• Stated task: Each line of the material must be returned exactly.

• Excerpted data:
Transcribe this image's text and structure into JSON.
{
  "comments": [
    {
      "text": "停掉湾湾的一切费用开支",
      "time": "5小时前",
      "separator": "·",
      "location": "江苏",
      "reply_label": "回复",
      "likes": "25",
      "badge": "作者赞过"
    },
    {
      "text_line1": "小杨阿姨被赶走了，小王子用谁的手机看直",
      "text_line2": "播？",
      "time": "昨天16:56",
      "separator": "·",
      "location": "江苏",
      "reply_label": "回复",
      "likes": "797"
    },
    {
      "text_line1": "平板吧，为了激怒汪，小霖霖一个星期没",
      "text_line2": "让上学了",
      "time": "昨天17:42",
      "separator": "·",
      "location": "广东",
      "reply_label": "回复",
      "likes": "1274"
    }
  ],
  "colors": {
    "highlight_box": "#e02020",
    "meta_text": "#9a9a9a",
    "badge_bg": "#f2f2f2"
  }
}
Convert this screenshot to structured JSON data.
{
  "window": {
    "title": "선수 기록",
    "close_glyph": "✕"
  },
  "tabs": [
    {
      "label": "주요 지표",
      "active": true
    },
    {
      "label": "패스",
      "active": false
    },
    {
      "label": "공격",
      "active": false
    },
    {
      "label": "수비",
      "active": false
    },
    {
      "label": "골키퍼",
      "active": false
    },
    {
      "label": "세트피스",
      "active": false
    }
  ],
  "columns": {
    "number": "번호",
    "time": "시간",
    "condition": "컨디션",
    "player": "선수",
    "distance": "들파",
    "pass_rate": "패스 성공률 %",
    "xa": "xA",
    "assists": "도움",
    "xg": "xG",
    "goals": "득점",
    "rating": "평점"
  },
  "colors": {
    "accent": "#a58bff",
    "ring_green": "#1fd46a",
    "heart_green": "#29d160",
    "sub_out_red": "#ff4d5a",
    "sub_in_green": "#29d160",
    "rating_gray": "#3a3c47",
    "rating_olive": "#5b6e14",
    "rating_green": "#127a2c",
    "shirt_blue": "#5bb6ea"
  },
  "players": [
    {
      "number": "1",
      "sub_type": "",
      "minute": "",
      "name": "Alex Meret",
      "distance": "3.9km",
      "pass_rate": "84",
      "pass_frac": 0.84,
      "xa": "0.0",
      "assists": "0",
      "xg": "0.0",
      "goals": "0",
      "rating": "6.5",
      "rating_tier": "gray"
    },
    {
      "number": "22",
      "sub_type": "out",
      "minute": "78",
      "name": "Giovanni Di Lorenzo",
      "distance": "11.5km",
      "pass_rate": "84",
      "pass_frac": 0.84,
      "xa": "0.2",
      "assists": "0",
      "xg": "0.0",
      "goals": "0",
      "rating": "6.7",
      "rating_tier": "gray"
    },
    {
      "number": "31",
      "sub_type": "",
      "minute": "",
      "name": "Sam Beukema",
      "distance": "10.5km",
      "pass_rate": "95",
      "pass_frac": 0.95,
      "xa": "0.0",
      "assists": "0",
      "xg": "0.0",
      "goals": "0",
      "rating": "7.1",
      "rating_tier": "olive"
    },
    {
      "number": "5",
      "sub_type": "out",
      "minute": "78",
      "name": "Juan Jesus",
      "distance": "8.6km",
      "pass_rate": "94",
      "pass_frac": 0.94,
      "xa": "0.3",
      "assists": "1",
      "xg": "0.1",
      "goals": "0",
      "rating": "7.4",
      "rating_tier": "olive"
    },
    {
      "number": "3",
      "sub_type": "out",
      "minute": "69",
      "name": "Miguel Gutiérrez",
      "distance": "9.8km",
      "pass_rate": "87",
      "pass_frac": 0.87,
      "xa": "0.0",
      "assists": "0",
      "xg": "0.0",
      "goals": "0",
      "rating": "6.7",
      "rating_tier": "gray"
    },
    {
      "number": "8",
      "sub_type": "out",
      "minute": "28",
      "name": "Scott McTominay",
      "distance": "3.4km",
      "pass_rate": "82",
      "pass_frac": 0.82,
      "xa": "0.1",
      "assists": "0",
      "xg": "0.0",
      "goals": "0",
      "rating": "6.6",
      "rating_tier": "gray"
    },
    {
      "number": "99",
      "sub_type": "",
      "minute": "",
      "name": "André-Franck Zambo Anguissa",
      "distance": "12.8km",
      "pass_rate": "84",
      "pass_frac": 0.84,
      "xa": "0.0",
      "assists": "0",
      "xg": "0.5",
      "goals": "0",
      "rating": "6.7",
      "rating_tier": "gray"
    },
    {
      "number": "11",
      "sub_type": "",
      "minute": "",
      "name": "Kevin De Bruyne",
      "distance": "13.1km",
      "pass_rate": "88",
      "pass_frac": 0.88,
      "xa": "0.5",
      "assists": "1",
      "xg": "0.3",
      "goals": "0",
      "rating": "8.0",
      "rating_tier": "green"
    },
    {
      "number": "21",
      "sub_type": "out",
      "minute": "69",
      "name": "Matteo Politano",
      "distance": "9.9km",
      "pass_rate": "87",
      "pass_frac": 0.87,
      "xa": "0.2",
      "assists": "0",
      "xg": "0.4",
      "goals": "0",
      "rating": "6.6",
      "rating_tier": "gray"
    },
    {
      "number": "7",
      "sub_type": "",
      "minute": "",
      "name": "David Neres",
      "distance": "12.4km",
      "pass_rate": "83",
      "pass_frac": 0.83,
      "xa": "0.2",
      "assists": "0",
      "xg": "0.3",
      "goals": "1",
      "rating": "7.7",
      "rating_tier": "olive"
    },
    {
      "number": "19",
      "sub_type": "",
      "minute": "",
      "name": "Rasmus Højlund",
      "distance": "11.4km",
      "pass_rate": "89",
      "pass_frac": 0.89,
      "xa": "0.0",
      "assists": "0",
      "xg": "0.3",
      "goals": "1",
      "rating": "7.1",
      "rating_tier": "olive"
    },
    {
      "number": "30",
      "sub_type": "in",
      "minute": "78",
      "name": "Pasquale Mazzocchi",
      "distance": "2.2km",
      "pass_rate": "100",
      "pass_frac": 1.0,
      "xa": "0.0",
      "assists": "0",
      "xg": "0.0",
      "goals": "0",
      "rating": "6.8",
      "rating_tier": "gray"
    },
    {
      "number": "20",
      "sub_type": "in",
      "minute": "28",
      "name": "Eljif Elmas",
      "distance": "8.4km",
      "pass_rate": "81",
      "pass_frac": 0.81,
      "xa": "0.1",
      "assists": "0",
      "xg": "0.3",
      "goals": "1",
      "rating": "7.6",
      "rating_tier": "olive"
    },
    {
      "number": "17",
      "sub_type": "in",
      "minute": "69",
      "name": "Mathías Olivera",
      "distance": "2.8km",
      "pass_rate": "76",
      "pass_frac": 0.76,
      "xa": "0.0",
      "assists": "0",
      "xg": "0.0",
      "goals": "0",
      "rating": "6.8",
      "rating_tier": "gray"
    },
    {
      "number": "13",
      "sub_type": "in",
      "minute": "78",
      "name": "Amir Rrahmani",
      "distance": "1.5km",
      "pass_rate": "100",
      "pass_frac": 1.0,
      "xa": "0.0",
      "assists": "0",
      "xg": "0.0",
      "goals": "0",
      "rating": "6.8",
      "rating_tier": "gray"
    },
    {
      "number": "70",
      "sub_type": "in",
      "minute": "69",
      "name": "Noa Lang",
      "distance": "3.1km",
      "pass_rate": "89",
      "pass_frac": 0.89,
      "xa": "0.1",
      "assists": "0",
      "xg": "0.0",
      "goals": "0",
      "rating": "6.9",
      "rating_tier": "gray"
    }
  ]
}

• Solution below:
Transcribe this image's text and structure into JSON.
{
  "comments": [
    {
      "text": "停掉湾湾的一切费用开支",
      "time": "5小时前",
      "separator": "·",
      "location": "江苏",
      "reply_label": "回复",
      "likes": "25",
      "badge": "作者赞过"
    },
    {
      "text_line1": "小杨阿姨被赶走了，小王子用谁的手机看直",
      "text_line2": "播？",
      "time": "昨天16:56",
      "separator": "·",
      "location": "江苏",
      "reply_label": "回复",
      "likes": "797"
    },
    {
      "text_line1": "平板吧，为了激怒汪，小霖霖一个星期没",
      "text_line2": "让上学了",
      "time": "昨天17:42",
      "separator": "·",
      "location": "广东",
      "reply_label": "回复",
      "likes": "1274"
    }
  ],
  "colors": {
    "highlight_box": "#e02020",
    "meta_text": "#9a9a9a",
    "badge_bg": "#f2f2f2"
  }
}
Convert this screenshot to structured JSON data.
{
  "window": {
    "title": "선수 기록",
    "close_glyph": "✕"
  },
  "tabs": [
    {
      "label": "주요 지표",
      "active": true
    },
    {
      "label": "패스",
      "active": false
    },
    {
      "label": "공격",
      "active": false
    },
    {
      "label": "수비",
      "active": false
    },
    {
      "label": "골키퍼",
      "active": false
    },
    {
      "label": "세트피스",
      "active": false
    }
  ],
  "columns": {
    "number": "번호",
    "time": "시간",
    "condition": "컨디션",
    "player": "선수",
    "distance": "들파",
    "pass_rate": "패스 성공률 %",
    "xa": "xA",
    "assists": "도움",
    "xg": "xG",
    "goals": "득점",
    "rating": "평점"
  },
  "colors": {
    "accent": "#a58bff",
    "ring_green": "#1fd46a",
    "heart_green": "#29d160",
    "sub_out_red": "#ff4d5a",
    "sub_in_green": "#29d160",
    "rating_gray": "#3a3c47",
    "rating_olive": "#5b6e14",
    "rating_green": "#127a2c",
    "shirt_blue": "#5bb6ea"
  },
  "players": [
    {
      "number": "1",
      "sub_type": "",
      "minute": "",
      "name": "Alex Meret",
      "distance": "3.9km",
      "pass_rate": "84",
      "pass_frac": 0.84,
      "xa": "0.0",
      "assists": "0",
      "xg": "0.0",
      "goals": "0",
      "rating": "6.5",
      "rating_tier": "gray"
    },
    {
      "number": "22",
      "sub_type": "out",
      "minute": "78",
      "name": "Giovanni Di Lorenzo",
      "distance": "11.5km",
      "pass_rate": "84",
      "pass_frac": 0.84,
      "xa": "0.2",
      "assists": "0",
      "xg": "0.0",
      "goals": "0",
      "rating": "6.7",
      "rating_tier": "gray"
    },
    {
      "number": "31",
      "sub_type": "",
      "minute": "",
      "name": "Sam Beukema",
      "distance": "10.5km",
      "pass_rate": "95",
      "pass_frac": 0.95,
      "xa": "0.0",
      "assists": "0",
      "xg": "0.0",
      "goals": "0",
      "rating": "7.1",
      "rating_tier": "olive"
    },
    {
      "number": "5",
      "sub_type": "out",
      "minute": "78",
      "name": "Juan Jesus",
      "distance": "8.6km",
      "pass_rate": "94",
      "pass_frac": 0.94,
      "xa": "0.3",
      "assists": "1",
      "xg": "0.1",
      "goals": "0",
      "rating": "7.4",
      "rating_tier": "olive"
    },
    {
      "number": "3",
      "sub_type": "out",
      "minute": "69",
      "name": "Miguel Gutiérrez",
      "distance": "9.8km",
      "pass_rate": "87",
      "pass_frac": 0.87,
      "xa": "0.0",
      "assists": "0",
      "xg": "0.0",
      "goals": "0",
      "rating": "6.7",
      "rating_tier": "gray"
    },
    {
      "number": "8",
      "sub_type": "out",
      "minute": "28",
      "name": "Scott McTominay",
      "distance": "3.4km",
      "pass_rate": "82",
      "pass_frac": 0.82,
      "xa": "0.1",
      "assists": "0",
      "xg": "0.0",
      "goals": "0",
      "rating": "6.6",
      "rating_tier": "gray"
    },
    {
      "number": "99",
      "sub_type": "",
      "minute": "",
      "name": "André-Franck Zambo Anguissa",
      "distance": "12.8km",
      "pass_rate": "84",
      "pass_frac": 0.84,
      "xa": "0.0",
      "assists": "0",
      "xg": "0.5",
      "goals": "0",
      "rating": "6.7",
      "rating_tier": "gray"
    },
    {
      "number": "11",
      "sub_type": "",
      "minute": "",
      "name": "Kevin De Bruyne",
      "distance": "13.1km",
      "pass_rate": "88",
      "pass_frac": 0.88,
      "xa": "0.5",
      "assists": "1",
      "xg": "0.3",
      "goals": "0",
      "rating": "8.0",
      "rating_tier": "green"
    },
    {
      "number": "21",
      "sub_type": "out",
      "minute": "69",
      "name": "Matteo Politano",
      "distance": "9.9km",
      "pass_rate": "87",
      "pass_frac": 0.87,
      "xa": "0.2",
      "assists": "0",
      "xg": "0.4",
      "goals": "0",
      "rating": "6.6",
      "rating_tier": "gray"
    },
    {
      "number": "7",
      "sub_type": "",
      "minute": "",
      "name": "David Neres",
      "distance": "12.4km",
      "pass_rate": "83",
      "pass_frac": 0.83,
      "xa": "0.2",
      "assists": "0",
      "xg": "0.3",
      "goals": "1",
      "rating": "7.7",
      "rating_tier": "olive"
    },
    {
      "number": "19",
      "sub_type": "",
      "minute": "",
      "name": "Rasmus Højlund",
      "distance": "11.4km",
      "pass_rate": "89",
      "pass_frac": 0.89,
      "xa": "0.0",
      "assists": "0",
      "xg": "0.3",
      "goals": "1",
      "rating": "7.1",
      "rating_tier": "olive"
    },
    {
      "number": "30",
      "sub_type": "in",
      "minute": "78",
      "name": "Pasquale Mazzocchi",
      "distance": "2.2km",
      "pass_rate": "100",
      "pass_frac": 1.0,
      "xa": "0.0",
      "assists": "0",
      "xg": "0.0",
      "goals": "0",
      "rating": "6.8",
      "rating_tier": "gray"
    },
    {
      "number": "20",
      "sub_type": "in",
      "minute": "28",
      "name": "Eljif Elmas",
      "distance": "8.4km",
      "pass_rate": "81",
      "pass_frac": 0.81,
      "xa": "0.1",
      "assists": "0",
      "xg": "0.3",
      "goals": "1",
      "rating": "7.6",
      "rating_tier": "olive"
    },
    {
      "number": "17",
      "sub_type": "in",
      "minute": "69",
      "name": "Mathías Olivera",
      "distance": "2.8km",
      "pass_rate": "76",
      "pass_frac": 0.76,
      "xa": "0.0",
      "assists": "0",
      "xg": "0.0",
      "goals": "0",
      "rating": "6.8",
      "rating_tier": "gray"
    },
    {
      "number": "13",
      "sub_type": "in",
      "minute": "78",
      "name": "Amir Rrahmani",
      "distance": "1.5km",
      "pass_rate": "100",
      "pass_frac": 1.0,
      "xa": "0.0",
      "assists": "0",
      "xg": "0.0",
      "goals": "0",
      "rating": "6.8",
      "rating_tier": "gray"
    },
    {
      "number": "70",
      "sub_type": "in",
      "minute": "69",
      "name": "Noa Lang",
      "distance": "3.1km",
      "pass_rate": "89",
      "pass_frac": 0.89,
      "xa": "0.1",
      "assists": "0",
      "xg": "0.0",
      "goals": "0",
      "rating": "6.9",
      "rating_tier": "gray"
    }
  ]
}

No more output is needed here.